**Short task:**
Find every line in the records below that holds the word "сегменты" and copy it.

**Given records:**
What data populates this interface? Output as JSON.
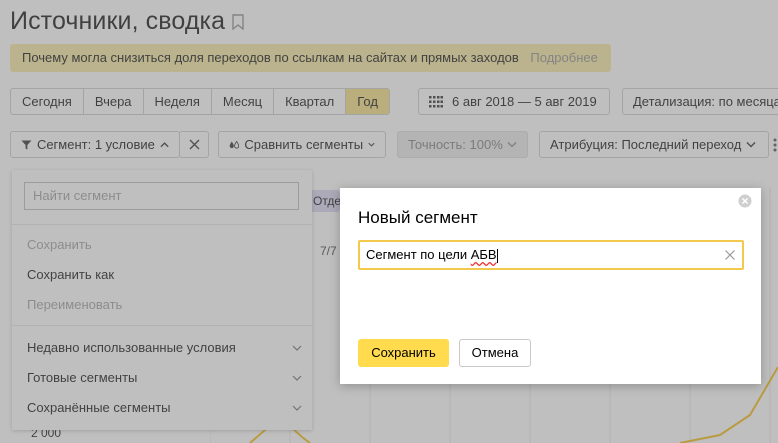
{
  "page": {
    "title": "Источники, сводка",
    "notice_text": "Почему могла снизиться доля переходов по ссылкам на сайтах и прямых заходов",
    "notice_link": "Подробнее"
  },
  "periods": [
    "Сегодня",
    "Вчера",
    "Неделя",
    "Месяц",
    "Квартал",
    "Год"
  ],
  "active_period": "Год",
  "toolbar": {
    "date_range": "6 авг 2018 — 5 авг 2019",
    "detail": "Детализация: по месяцам",
    "segment": "Сегмент: 1 условие",
    "compare": "Сравнить сегменты",
    "accuracy": "Точность: 100%",
    "attribution": "Атрибуция: Последний переход"
  },
  "background": {
    "tag": "Отде",
    "count": "7/7",
    "axis_value": "2 000"
  },
  "segment_menu": {
    "search_placeholder": "Найти сегмент",
    "save": "Сохранить",
    "save_as": "Сохранить как",
    "rename": "Переименовать",
    "recent": "Недавно использованные условия",
    "ready": "Готовые сегменты",
    "saved": "Сохранённые сегменты"
  },
  "modal": {
    "title": "Новый сегмент",
    "input_value_prefix": "Сегмент по цели ",
    "input_value_word": "АБВ",
    "save_label": "Сохранить",
    "cancel_label": "Отмена"
  },
  "colors": {
    "accent_yellow": "#ffdb4d",
    "active_period": "#f2dc78",
    "notice_bg": "#f4e69a",
    "chart_line": "#f2b705"
  }
}
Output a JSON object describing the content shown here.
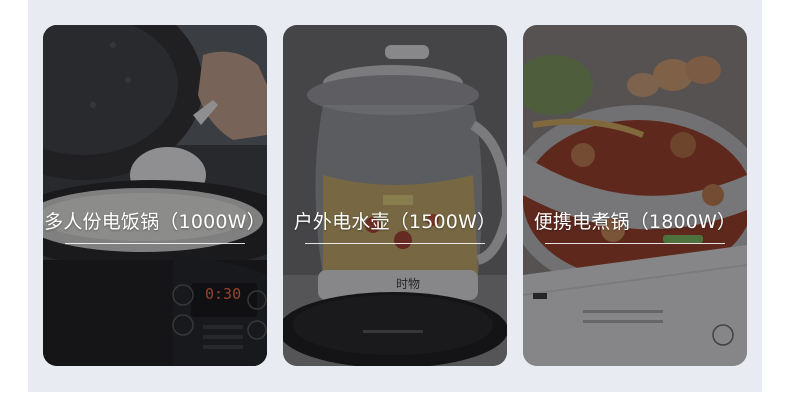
{
  "cards": [
    {
      "label": "多人份电饭锅（1000W）",
      "display": "0:30"
    },
    {
      "label": "户外电水壶（1500W）",
      "brand_mark": "时物"
    },
    {
      "label": "便携电煮锅（1800W）"
    }
  ]
}
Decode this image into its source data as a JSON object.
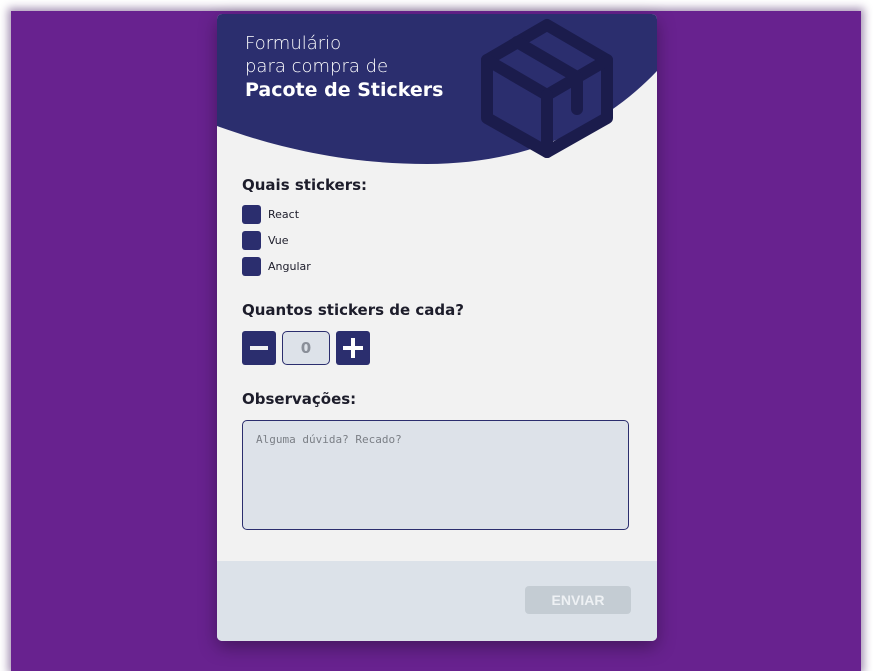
{
  "colors": {
    "backdrop": "#68228f",
    "header": "#2b2e6e",
    "accent": "#2b2e6e",
    "card": "#f2f2f2",
    "footer": "#dce2e9",
    "submit_disabled": "#c4ccd3"
  },
  "header": {
    "line1": "Formulário",
    "line2": "para compra de",
    "line3": "Pacote de Stickers",
    "illustration": "box-icon"
  },
  "stickers": {
    "label": "Quais stickers:",
    "options": [
      {
        "label": "React",
        "checked": false
      },
      {
        "label": "Vue",
        "checked": false
      },
      {
        "label": "Angular",
        "checked": false
      }
    ]
  },
  "quantity": {
    "label": "Quantos stickers de cada?",
    "value": "0",
    "decrement_icon": "minus-icon",
    "increment_icon": "plus-icon"
  },
  "notes": {
    "label": "Observações:",
    "placeholder": "Alguma dúvida? Recado?",
    "value": ""
  },
  "footer": {
    "submit_label": "ENVIAR",
    "submit_enabled": false
  }
}
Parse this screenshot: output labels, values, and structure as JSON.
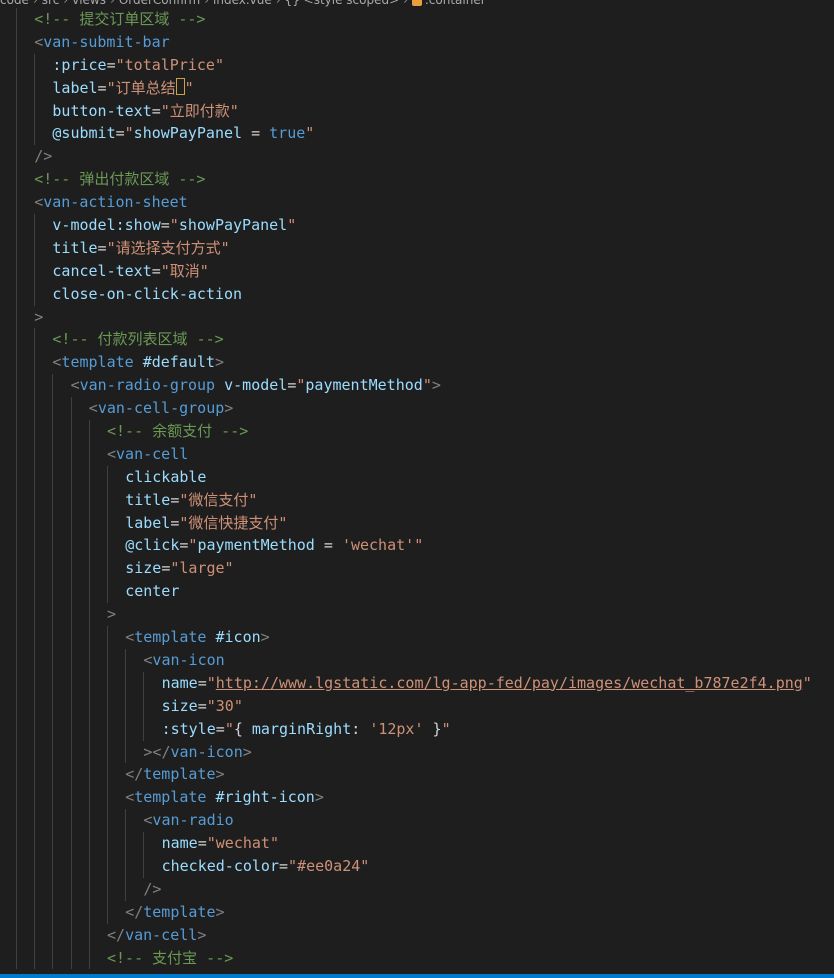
{
  "breadcrumb": [
    "code",
    "src",
    "views",
    "OrderConfirm",
    "index.vue",
    "{} <style scoped>",
    ".container"
  ],
  "lines": [
    {
      "indent": 1,
      "tokens": [
        [
          "cm",
          "<!-- 提交订单区域 -->"
        ]
      ]
    },
    {
      "indent": 1,
      "tokens": [
        [
          "pc",
          "<"
        ],
        [
          "tg",
          "van-submit-bar"
        ]
      ]
    },
    {
      "indent": 2,
      "tokens": [
        [
          "at",
          ":price"
        ],
        [
          "eq",
          "="
        ],
        [
          "st",
          "\"totalPrice\""
        ]
      ]
    },
    {
      "indent": 2,
      "tokens": [
        [
          "at",
          "label"
        ],
        [
          "eq",
          "="
        ],
        [
          "st",
          "\"订单总结"
        ],
        [
          "cur",
          ""
        ],
        [
          "st",
          "\""
        ]
      ]
    },
    {
      "indent": 2,
      "tokens": [
        [
          "at",
          "button-text"
        ],
        [
          "eq",
          "="
        ],
        [
          "st",
          "\"立即付款\""
        ]
      ]
    },
    {
      "indent": 2,
      "tokens": [
        [
          "at",
          "@submit"
        ],
        [
          "eq",
          "="
        ],
        [
          "st",
          "\""
        ],
        [
          "at",
          "showPayPanel"
        ],
        [
          "eq",
          " = "
        ],
        [
          "kw",
          "true"
        ],
        [
          "st",
          "\""
        ]
      ]
    },
    {
      "indent": 1,
      "tokens": [
        [
          "pc",
          "/>"
        ]
      ]
    },
    {
      "indent": 1,
      "tokens": [
        [
          "cm",
          "<!-- 弹出付款区域 -->"
        ]
      ]
    },
    {
      "indent": 1,
      "tokens": [
        [
          "pc",
          "<"
        ],
        [
          "tg",
          "van-action-sheet"
        ]
      ]
    },
    {
      "indent": 2,
      "tokens": [
        [
          "at",
          "v-model:show"
        ],
        [
          "eq",
          "="
        ],
        [
          "st",
          "\""
        ],
        [
          "at",
          "showPayPanel"
        ],
        [
          "st",
          "\""
        ]
      ]
    },
    {
      "indent": 2,
      "tokens": [
        [
          "at",
          "title"
        ],
        [
          "eq",
          "="
        ],
        [
          "st",
          "\"请选择支付方式\""
        ]
      ]
    },
    {
      "indent": 2,
      "tokens": [
        [
          "at",
          "cancel-text"
        ],
        [
          "eq",
          "="
        ],
        [
          "st",
          "\"取消\""
        ]
      ]
    },
    {
      "indent": 2,
      "tokens": [
        [
          "at",
          "close-on-click-action"
        ]
      ]
    },
    {
      "indent": 1,
      "tokens": [
        [
          "pc",
          ">"
        ]
      ]
    },
    {
      "indent": 2,
      "tokens": [
        [
          "cm",
          "<!-- 付款列表区域 -->"
        ]
      ]
    },
    {
      "indent": 2,
      "tokens": [
        [
          "pc",
          "<"
        ],
        [
          "tg",
          "template"
        ],
        [
          "eq",
          " "
        ],
        [
          "at",
          "#default"
        ],
        [
          "pc",
          ">"
        ]
      ]
    },
    {
      "indent": 3,
      "tokens": [
        [
          "pc",
          "<"
        ],
        [
          "tg",
          "van-radio-group"
        ],
        [
          "eq",
          " "
        ],
        [
          "at",
          "v-model"
        ],
        [
          "eq",
          "="
        ],
        [
          "st",
          "\""
        ],
        [
          "at",
          "paymentMethod"
        ],
        [
          "st",
          "\""
        ],
        [
          "pc",
          ">"
        ]
      ]
    },
    {
      "indent": 4,
      "tokens": [
        [
          "pc",
          "<"
        ],
        [
          "tg",
          "van-cell-group"
        ],
        [
          "pc",
          ">"
        ]
      ]
    },
    {
      "indent": 5,
      "tokens": [
        [
          "cm",
          "<!-- 余额支付 -->"
        ]
      ]
    },
    {
      "indent": 5,
      "tokens": [
        [
          "pc",
          "<"
        ],
        [
          "tg",
          "van-cell"
        ]
      ]
    },
    {
      "indent": 6,
      "tokens": [
        [
          "at",
          "clickable"
        ]
      ]
    },
    {
      "indent": 6,
      "tokens": [
        [
          "at",
          "title"
        ],
        [
          "eq",
          "="
        ],
        [
          "st",
          "\"微信支付\""
        ]
      ]
    },
    {
      "indent": 6,
      "tokens": [
        [
          "at",
          "label"
        ],
        [
          "eq",
          "="
        ],
        [
          "st",
          "\"微信快捷支付\""
        ]
      ]
    },
    {
      "indent": 6,
      "tokens": [
        [
          "at",
          "@click"
        ],
        [
          "eq",
          "="
        ],
        [
          "st",
          "\""
        ],
        [
          "at",
          "paymentMethod"
        ],
        [
          "eq",
          " = "
        ],
        [
          "st",
          "'wechat'"
        ],
        [
          "st",
          "\""
        ]
      ]
    },
    {
      "indent": 6,
      "tokens": [
        [
          "at",
          "size"
        ],
        [
          "eq",
          "="
        ],
        [
          "st",
          "\"large\""
        ]
      ]
    },
    {
      "indent": 6,
      "tokens": [
        [
          "at",
          "center"
        ]
      ]
    },
    {
      "indent": 5,
      "tokens": [
        [
          "pc",
          ">"
        ]
      ]
    },
    {
      "indent": 6,
      "tokens": [
        [
          "pc",
          "<"
        ],
        [
          "tg",
          "template"
        ],
        [
          "eq",
          " "
        ],
        [
          "at",
          "#icon"
        ],
        [
          "pc",
          ">"
        ]
      ]
    },
    {
      "indent": 7,
      "tokens": [
        [
          "pc",
          "<"
        ],
        [
          "tg",
          "van-icon"
        ]
      ]
    },
    {
      "indent": 8,
      "tokens": [
        [
          "at",
          "name"
        ],
        [
          "eq",
          "="
        ],
        [
          "st",
          "\""
        ],
        [
          "lk",
          "http://www.lgstatic.com/lg-app-fed/pay/images/wechat_b787e2f4.png"
        ],
        [
          "st",
          "\""
        ]
      ]
    },
    {
      "indent": 8,
      "tokens": [
        [
          "at",
          "size"
        ],
        [
          "eq",
          "="
        ],
        [
          "st",
          "\"30\""
        ]
      ]
    },
    {
      "indent": 8,
      "tokens": [
        [
          "at",
          ":style"
        ],
        [
          "eq",
          "="
        ],
        [
          "st",
          "\""
        ],
        [
          "eq",
          "{ "
        ],
        [
          "at",
          "marginRight"
        ],
        [
          "eq",
          ": "
        ],
        [
          "st",
          "'12px'"
        ],
        [
          "eq",
          " }"
        ],
        [
          "st",
          "\""
        ]
      ]
    },
    {
      "indent": 7,
      "tokens": [
        [
          "pc",
          "></"
        ],
        [
          "tg",
          "van-icon"
        ],
        [
          "pc",
          ">"
        ]
      ]
    },
    {
      "indent": 6,
      "tokens": [
        [
          "pc",
          "</"
        ],
        [
          "tg",
          "template"
        ],
        [
          "pc",
          ">"
        ]
      ]
    },
    {
      "indent": 6,
      "tokens": [
        [
          "pc",
          "<"
        ],
        [
          "tg",
          "template"
        ],
        [
          "eq",
          " "
        ],
        [
          "at",
          "#right-icon"
        ],
        [
          "pc",
          ">"
        ]
      ]
    },
    {
      "indent": 7,
      "tokens": [
        [
          "pc",
          "<"
        ],
        [
          "tg",
          "van-radio"
        ]
      ]
    },
    {
      "indent": 8,
      "tokens": [
        [
          "at",
          "name"
        ],
        [
          "eq",
          "="
        ],
        [
          "st",
          "\"wechat\""
        ]
      ]
    },
    {
      "indent": 8,
      "tokens": [
        [
          "at",
          "checked-color"
        ],
        [
          "eq",
          "="
        ],
        [
          "st",
          "\"#ee0a24\""
        ]
      ]
    },
    {
      "indent": 7,
      "tokens": [
        [
          "pc",
          "/>"
        ]
      ]
    },
    {
      "indent": 6,
      "tokens": [
        [
          "pc",
          "</"
        ],
        [
          "tg",
          "template"
        ],
        [
          "pc",
          ">"
        ]
      ]
    },
    {
      "indent": 5,
      "tokens": [
        [
          "pc",
          "</"
        ],
        [
          "tg",
          "van-cell"
        ],
        [
          "pc",
          ">"
        ]
      ]
    },
    {
      "indent": 5,
      "tokens": [
        [
          "cm",
          "<!-- 支付宝 -->"
        ]
      ]
    }
  ],
  "colors": {
    "background": "#1e1e1e",
    "comment": "#6a9955",
    "tag": "#569cd6",
    "attribute": "#9cdcfe",
    "string": "#ce9178",
    "punctuation": "#808080",
    "statusbar": "#007acc"
  }
}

**Complete response:**
    "compare": "Сравнить сегменты",
    "ready": "Готовые сегменты",
    "saved": "Сохранённые сегменты"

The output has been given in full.